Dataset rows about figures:
-=-=-=-=-

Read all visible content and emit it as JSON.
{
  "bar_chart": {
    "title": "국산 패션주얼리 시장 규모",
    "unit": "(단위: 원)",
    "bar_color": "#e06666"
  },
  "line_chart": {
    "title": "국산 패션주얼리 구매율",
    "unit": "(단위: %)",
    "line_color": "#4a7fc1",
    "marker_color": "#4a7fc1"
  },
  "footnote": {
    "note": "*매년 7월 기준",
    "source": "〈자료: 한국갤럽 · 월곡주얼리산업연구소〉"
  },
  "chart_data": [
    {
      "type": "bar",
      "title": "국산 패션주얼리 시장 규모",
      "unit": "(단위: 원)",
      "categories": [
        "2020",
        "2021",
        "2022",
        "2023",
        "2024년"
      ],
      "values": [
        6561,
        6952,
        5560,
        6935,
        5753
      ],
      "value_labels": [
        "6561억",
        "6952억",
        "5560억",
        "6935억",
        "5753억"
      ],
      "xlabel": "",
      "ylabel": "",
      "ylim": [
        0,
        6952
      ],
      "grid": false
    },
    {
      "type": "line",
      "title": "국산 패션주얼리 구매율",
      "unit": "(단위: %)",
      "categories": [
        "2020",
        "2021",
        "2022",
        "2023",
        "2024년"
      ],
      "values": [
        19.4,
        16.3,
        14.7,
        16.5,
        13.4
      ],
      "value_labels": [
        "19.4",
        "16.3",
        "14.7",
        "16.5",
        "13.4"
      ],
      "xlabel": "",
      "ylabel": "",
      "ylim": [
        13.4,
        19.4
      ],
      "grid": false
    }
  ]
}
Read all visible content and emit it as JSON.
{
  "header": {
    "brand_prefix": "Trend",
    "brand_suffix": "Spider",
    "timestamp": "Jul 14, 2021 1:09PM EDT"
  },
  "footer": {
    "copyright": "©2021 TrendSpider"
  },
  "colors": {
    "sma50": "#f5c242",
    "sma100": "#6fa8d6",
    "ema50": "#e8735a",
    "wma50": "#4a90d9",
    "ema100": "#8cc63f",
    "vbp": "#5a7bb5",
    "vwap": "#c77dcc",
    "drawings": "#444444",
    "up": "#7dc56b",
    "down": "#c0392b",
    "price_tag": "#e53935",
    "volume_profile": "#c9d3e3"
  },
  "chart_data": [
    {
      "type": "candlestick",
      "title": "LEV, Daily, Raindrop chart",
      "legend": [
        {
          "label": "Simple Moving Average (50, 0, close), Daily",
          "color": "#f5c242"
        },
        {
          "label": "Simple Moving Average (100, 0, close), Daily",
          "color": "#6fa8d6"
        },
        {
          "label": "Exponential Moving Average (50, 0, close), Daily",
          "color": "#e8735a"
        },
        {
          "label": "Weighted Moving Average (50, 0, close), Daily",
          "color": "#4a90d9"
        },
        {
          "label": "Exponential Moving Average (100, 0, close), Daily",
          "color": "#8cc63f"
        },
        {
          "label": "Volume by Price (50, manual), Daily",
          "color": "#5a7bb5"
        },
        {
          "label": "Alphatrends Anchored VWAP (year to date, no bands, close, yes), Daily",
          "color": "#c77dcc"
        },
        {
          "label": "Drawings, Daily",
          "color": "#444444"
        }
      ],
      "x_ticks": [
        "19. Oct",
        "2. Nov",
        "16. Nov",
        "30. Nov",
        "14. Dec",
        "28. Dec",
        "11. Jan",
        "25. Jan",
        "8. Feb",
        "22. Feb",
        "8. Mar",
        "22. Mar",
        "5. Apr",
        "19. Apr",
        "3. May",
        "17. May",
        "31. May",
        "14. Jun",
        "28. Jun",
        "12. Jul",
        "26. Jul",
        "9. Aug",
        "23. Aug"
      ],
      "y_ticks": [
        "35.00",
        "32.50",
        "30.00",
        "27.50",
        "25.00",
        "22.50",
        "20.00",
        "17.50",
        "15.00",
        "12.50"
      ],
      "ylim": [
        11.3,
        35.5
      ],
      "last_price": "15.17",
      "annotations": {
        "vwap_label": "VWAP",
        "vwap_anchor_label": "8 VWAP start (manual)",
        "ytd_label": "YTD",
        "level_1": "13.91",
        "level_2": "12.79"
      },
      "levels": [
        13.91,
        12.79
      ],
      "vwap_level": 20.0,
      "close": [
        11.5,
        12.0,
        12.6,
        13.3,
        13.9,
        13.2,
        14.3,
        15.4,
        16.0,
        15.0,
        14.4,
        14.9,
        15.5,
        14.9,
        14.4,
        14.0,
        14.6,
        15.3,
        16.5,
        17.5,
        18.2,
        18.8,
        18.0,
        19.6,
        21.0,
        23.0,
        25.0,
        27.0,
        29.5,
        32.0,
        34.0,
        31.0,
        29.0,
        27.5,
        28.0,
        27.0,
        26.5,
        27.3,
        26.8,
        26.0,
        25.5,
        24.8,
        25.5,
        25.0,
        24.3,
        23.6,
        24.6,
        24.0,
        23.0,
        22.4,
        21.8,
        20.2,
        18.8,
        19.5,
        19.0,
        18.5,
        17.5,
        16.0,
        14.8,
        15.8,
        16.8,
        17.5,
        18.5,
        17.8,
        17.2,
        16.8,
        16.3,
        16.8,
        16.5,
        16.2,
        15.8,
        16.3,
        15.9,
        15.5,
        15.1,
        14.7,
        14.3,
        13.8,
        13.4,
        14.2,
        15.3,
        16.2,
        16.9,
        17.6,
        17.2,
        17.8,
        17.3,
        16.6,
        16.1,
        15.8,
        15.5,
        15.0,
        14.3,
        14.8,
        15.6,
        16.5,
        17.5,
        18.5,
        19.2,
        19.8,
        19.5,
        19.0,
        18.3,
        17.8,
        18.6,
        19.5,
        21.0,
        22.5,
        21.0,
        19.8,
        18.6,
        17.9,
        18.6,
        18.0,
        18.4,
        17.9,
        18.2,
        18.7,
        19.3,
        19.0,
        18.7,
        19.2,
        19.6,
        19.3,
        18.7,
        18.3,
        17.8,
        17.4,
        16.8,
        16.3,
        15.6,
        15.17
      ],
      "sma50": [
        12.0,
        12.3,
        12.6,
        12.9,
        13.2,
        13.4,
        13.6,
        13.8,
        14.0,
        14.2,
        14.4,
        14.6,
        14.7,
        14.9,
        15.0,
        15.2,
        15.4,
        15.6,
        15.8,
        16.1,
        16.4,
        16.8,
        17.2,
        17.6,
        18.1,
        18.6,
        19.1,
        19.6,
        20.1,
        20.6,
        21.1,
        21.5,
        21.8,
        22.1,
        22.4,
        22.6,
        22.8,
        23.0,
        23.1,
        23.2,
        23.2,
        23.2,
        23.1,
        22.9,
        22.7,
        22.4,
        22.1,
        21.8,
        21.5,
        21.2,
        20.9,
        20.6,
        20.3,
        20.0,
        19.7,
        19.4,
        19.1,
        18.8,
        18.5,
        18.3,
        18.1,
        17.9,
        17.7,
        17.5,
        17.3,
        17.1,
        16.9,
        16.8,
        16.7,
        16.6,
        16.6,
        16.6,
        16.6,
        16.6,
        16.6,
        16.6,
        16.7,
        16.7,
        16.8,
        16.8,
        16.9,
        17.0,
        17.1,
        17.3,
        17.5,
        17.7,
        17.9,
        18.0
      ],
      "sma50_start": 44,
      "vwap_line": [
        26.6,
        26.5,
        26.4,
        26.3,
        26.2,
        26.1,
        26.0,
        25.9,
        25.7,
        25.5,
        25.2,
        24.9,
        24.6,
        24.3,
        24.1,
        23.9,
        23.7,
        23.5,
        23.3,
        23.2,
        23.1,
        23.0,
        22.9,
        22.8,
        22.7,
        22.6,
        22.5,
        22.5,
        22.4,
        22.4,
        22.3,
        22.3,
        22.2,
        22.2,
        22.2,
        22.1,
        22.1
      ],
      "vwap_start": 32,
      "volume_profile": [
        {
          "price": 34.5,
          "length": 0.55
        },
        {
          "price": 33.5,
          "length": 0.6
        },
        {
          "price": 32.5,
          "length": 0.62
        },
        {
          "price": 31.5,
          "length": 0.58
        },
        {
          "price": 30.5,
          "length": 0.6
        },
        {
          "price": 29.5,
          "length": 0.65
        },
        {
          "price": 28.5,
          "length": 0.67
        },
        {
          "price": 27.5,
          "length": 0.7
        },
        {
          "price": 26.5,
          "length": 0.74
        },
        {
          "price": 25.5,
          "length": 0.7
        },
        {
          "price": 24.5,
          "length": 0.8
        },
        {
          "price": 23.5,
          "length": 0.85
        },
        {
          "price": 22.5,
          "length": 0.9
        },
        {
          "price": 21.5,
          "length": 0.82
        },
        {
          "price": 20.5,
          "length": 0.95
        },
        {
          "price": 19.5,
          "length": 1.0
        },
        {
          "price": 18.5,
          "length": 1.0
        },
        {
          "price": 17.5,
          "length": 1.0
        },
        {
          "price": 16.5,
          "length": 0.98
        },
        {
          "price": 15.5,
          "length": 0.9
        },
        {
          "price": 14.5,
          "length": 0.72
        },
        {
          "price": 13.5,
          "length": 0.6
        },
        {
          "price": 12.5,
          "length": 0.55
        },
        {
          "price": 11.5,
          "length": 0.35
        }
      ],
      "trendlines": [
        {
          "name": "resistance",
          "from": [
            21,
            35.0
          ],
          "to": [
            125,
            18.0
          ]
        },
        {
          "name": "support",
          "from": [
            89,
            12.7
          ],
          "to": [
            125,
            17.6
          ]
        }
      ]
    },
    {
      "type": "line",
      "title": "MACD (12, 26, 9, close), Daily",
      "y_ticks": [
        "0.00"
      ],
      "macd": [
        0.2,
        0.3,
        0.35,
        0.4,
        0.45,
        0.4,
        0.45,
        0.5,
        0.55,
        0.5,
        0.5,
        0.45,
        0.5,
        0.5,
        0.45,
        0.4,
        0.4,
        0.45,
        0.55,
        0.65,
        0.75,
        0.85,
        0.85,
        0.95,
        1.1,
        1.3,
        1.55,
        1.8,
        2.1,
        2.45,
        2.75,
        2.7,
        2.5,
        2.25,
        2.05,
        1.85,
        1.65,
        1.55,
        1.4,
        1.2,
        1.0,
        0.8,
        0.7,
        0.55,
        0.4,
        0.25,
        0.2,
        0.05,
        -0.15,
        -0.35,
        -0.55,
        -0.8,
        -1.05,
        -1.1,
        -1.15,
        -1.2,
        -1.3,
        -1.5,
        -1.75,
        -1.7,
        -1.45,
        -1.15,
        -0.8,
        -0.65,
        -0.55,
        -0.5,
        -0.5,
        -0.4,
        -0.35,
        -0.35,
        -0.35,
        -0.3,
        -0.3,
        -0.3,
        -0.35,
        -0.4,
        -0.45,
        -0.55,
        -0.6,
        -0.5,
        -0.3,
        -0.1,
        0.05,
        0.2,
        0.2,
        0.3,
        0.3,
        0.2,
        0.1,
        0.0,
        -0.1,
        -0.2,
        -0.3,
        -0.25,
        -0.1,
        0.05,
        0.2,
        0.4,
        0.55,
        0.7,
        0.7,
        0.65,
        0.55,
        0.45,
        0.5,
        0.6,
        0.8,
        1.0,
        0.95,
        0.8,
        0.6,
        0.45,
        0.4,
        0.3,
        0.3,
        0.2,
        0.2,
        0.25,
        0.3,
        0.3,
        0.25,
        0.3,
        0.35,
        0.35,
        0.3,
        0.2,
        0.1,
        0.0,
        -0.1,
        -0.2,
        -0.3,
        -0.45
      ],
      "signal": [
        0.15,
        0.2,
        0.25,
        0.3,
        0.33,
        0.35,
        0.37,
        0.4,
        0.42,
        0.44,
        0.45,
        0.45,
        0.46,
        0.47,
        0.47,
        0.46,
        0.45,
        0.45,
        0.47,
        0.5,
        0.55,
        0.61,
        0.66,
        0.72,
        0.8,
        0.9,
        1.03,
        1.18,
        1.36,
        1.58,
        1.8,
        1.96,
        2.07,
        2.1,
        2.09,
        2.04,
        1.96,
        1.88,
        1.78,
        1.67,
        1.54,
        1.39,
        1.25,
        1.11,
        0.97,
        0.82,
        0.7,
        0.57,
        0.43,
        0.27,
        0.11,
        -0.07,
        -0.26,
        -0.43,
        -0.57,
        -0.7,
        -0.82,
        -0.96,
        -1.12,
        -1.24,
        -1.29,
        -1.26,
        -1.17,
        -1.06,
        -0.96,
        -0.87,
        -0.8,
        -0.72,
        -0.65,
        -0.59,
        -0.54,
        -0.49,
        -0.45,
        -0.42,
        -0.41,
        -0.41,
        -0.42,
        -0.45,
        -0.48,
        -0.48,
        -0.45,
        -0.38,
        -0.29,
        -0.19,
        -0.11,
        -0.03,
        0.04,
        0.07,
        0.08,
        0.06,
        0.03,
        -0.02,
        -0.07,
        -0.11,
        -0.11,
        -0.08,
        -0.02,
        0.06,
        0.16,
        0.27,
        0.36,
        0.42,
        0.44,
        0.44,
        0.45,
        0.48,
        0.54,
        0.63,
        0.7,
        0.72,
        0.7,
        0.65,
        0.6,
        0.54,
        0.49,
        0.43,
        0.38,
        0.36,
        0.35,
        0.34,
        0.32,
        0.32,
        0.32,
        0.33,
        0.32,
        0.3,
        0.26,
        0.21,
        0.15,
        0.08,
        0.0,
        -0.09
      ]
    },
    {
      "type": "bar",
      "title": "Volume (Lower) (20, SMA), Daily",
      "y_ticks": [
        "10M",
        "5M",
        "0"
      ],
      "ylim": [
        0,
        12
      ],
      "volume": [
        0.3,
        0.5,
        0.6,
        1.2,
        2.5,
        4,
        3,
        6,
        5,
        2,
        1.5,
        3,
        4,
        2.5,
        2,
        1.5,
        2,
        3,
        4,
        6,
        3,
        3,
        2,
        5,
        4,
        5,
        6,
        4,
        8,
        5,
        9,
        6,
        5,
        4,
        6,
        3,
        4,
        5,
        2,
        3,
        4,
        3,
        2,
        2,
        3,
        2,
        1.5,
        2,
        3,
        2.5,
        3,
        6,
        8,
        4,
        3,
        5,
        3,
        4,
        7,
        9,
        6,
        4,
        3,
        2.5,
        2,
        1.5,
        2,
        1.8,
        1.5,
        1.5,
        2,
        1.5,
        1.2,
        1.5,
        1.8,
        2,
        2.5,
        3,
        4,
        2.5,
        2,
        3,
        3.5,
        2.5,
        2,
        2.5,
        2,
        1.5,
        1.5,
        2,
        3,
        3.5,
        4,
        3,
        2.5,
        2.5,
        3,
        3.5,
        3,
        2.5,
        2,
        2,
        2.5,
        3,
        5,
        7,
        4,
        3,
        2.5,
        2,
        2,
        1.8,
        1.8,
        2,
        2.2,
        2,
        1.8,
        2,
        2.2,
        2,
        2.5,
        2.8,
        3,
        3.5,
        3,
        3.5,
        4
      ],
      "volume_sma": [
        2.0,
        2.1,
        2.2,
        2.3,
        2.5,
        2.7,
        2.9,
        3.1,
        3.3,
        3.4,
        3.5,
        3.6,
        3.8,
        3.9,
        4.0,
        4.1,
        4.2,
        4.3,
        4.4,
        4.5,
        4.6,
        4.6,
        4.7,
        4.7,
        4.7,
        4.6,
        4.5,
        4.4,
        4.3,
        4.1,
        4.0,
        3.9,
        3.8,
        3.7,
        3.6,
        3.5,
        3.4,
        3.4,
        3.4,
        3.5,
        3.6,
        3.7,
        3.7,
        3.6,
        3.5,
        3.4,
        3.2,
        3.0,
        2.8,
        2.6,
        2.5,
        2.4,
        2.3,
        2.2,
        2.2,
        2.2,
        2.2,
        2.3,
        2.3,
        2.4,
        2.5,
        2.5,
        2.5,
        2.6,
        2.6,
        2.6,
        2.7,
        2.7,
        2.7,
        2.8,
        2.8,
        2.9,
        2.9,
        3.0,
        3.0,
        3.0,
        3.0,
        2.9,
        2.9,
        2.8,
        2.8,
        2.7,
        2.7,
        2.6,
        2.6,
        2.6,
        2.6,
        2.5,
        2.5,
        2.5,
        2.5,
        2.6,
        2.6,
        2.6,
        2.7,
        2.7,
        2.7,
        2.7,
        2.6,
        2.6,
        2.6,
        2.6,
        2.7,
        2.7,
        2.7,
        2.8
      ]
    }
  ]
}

-=-=-=-=-

* **Problem**
What is the number of lines in the data that hold the word "manual"? Reply with that number and nothing else.

* **Solved exercise**
2